# [The input]
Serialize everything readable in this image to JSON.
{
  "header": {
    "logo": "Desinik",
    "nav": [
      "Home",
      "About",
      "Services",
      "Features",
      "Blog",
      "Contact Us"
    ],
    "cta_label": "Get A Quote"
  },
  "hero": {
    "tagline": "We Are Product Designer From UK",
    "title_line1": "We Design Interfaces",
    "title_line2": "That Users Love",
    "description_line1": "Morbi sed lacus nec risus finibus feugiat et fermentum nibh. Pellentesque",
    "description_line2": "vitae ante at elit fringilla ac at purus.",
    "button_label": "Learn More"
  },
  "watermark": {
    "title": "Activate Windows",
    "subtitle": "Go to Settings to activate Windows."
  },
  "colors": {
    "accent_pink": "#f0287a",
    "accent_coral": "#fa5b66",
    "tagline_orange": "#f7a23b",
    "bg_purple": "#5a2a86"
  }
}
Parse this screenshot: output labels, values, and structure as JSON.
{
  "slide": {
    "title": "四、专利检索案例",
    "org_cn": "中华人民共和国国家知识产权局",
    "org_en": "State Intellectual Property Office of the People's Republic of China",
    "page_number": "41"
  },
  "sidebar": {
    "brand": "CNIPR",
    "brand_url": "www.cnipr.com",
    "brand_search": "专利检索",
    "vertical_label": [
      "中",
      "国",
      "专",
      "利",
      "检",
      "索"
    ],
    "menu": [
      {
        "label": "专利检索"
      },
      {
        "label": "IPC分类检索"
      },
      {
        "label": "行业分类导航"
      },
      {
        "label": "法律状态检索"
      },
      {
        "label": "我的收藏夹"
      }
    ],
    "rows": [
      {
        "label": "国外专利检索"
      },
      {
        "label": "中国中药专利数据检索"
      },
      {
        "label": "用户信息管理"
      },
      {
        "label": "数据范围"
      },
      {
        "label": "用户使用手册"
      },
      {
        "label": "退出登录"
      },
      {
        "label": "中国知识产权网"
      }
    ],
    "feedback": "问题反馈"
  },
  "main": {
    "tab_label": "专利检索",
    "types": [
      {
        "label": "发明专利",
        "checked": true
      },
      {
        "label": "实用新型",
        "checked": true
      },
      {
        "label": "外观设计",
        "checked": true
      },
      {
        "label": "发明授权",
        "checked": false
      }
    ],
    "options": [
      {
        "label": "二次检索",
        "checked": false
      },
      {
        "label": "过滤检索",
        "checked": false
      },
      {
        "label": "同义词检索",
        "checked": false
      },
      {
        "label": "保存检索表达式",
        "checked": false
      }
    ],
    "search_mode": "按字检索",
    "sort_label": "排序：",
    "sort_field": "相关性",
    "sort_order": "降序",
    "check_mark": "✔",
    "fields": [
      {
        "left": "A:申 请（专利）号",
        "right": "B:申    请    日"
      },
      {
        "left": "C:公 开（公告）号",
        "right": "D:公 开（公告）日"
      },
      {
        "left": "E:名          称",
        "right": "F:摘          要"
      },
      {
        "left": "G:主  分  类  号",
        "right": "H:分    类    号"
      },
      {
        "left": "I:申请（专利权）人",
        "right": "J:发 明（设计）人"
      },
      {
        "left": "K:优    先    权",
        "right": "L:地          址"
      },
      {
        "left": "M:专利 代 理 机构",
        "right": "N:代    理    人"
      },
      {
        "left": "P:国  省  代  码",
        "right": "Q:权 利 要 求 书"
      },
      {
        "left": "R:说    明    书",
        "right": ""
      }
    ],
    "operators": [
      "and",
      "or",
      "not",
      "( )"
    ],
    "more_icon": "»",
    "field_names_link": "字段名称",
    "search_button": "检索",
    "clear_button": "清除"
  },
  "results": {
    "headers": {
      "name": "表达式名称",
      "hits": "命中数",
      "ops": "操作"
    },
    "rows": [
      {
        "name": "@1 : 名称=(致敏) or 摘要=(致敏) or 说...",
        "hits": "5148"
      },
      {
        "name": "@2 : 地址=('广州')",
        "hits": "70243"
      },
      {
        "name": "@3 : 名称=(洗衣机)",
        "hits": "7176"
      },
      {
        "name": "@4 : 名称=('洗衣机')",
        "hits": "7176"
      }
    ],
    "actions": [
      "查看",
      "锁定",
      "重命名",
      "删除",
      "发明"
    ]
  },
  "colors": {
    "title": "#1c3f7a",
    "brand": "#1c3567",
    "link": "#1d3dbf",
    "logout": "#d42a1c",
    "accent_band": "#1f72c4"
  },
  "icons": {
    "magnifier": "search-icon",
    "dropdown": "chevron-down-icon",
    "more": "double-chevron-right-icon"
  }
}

# [What to do]
Transcribe all of the entries without altering anything.

# [Result below]
Serialize everything readable in this image to JSON.
{
  "header": {
    "logo": "Desinik",
    "nav": [
      "Home",
      "About",
      "Services",
      "Features",
      "Blog",
      "Contact Us"
    ],
    "cta_label": "Get A Quote"
  },
  "hero": {
    "tagline": "We Are Product Designer From UK",
    "title_line1": "We Design Interfaces",
    "title_line2": "That Users Love",
    "description_line1": "Morbi sed lacus nec risus finibus feugiat et fermentum nibh. Pellentesque",
    "description_line2": "vitae ante at elit fringilla ac at purus.",
    "button_label": "Learn More"
  },
  "watermark": {
    "title": "Activate Windows",
    "subtitle": "Go to Settings to activate Windows."
  },
  "colors": {
    "accent_pink": "#f0287a",
    "accent_coral": "#fa5b66",
    "tagline_orange": "#f7a23b",
    "bg_purple": "#5a2a86"
  }
}
Parse this screenshot: output labels, values, and structure as JSON.
{
  "slide": {
    "title": "四、专利检索案例",
    "org_cn": "中华人民共和国国家知识产权局",
    "org_en": "State Intellectual Property Office of the People's Republic of China",
    "page_number": "41"
  },
  "sidebar": {
    "brand": "CNIPR",
    "brand_url": "www.cnipr.com",
    "brand_search": "专利检索",
    "vertical_label": [
      "中",
      "国",
      "专",
      "利",
      "检",
      "索"
    ],
    "menu": [
      {
        "label": "专利检索"
      },
      {
        "label": "IPC分类检索"
      },
      {
        "label": "行业分类导航"
      },
      {
        "label": "法律状态检索"
      },
      {
        "label": "我的收藏夹"
      }
    ],
    "rows": [
      {
        "label": "国外专利检索"
      },
      {
        "label": "中国中药专利数据检索"
      },
      {
        "label": "用户信息管理"
      },
      {
        "label": "数据范围"
      },
      {
        "label": "用户使用手册"
      },
      {
        "label": "退出登录"
      },
      {
        "label": "中国知识产权网"
      }
    ],
    "feedback": "问题反馈"
  },
  "main": {
    "tab_label": "专利检索",
    "types": [
      {
        "label": "发明专利",
        "checked": true
      },
      {
        "label": "实用新型",
        "checked": true
      },
      {
        "label": "外观设计",
        "checked": true
      },
      {
        "label": "发明授权",
        "checked": false
      }
    ],
    "options": [
      {
        "label": "二次检索",
        "checked": false
      },
      {
        "label": "过滤检索",
        "checked": false
      },
      {
        "label": "同义词检索",
        "checked": false
      },
      {
        "label": "保存检索表达式",
        "checked": false
      }
    ],
    "search_mode": "按字检索",
    "sort_label": "排序：",
    "sort_field": "相关性",
    "sort_order": "降序",
    "check_mark": "✔",
    "fields": [
      {
        "left": "A:申 请（专利）号",
        "right": "B:申    请    日"
      },
      {
        "left": "C:公 开（公告）号",
        "right": "D:公 开（公告）日"
      },
      {
        "left": "E:名          称",
        "right": "F:摘          要"
      },
      {
        "left": "G:主  分  类  号",
        "right": "H:分    类    号"
      },
      {
        "left": "I:申请（专利权）人",
        "right": "J:发 明（设计）人"
      },
      {
        "left": "K:优    先    权",
        "right": "L:地          址"
      },
      {
        "left": "M:专利 代 理 机构",
        "right": "N:代    理    人"
      },
      {
        "left": "P:国  省  代  码",
        "right": "Q:权 利 要 求 书"
      },
      {
        "left": "R:说    明    书",
        "right": ""
      }
    ],
    "operators": [
      "and",
      "or",
      "not",
      "( )"
    ],
    "more_icon": "»",
    "field_names_link": "字段名称",
    "search_button": "检索",
    "clear_button": "清除"
  },
  "results": {
    "headers": {
      "name": "表达式名称",
      "hits": "命中数",
      "ops": "操作"
    },
    "rows": [
      {
        "name": "@1 : 名称=(致敏) or 摘要=(致敏) or 说...",
        "hits": "5148"
      },
      {
        "name": "@2 : 地址=('广州')",
        "hits": "70243"
      },
      {
        "name": "@3 : 名称=(洗衣机)",
        "hits": "7176"
      },
      {
        "name": "@4 : 名称=('洗衣机')",
        "hits": "7176"
      }
    ],
    "actions": [
      "查看",
      "锁定",
      "重命名",
      "删除",
      "发明"
    ]
  },
  "colors": {
    "title": "#1c3f7a",
    "brand": "#1c3567",
    "link": "#1d3dbf",
    "logout": "#d42a1c",
    "accent_band": "#1f72c4"
  },
  "icons": {
    "magnifier": "search-icon",
    "dropdown": "chevron-down-icon",
    "more": "double-chevron-right-icon"
  }
}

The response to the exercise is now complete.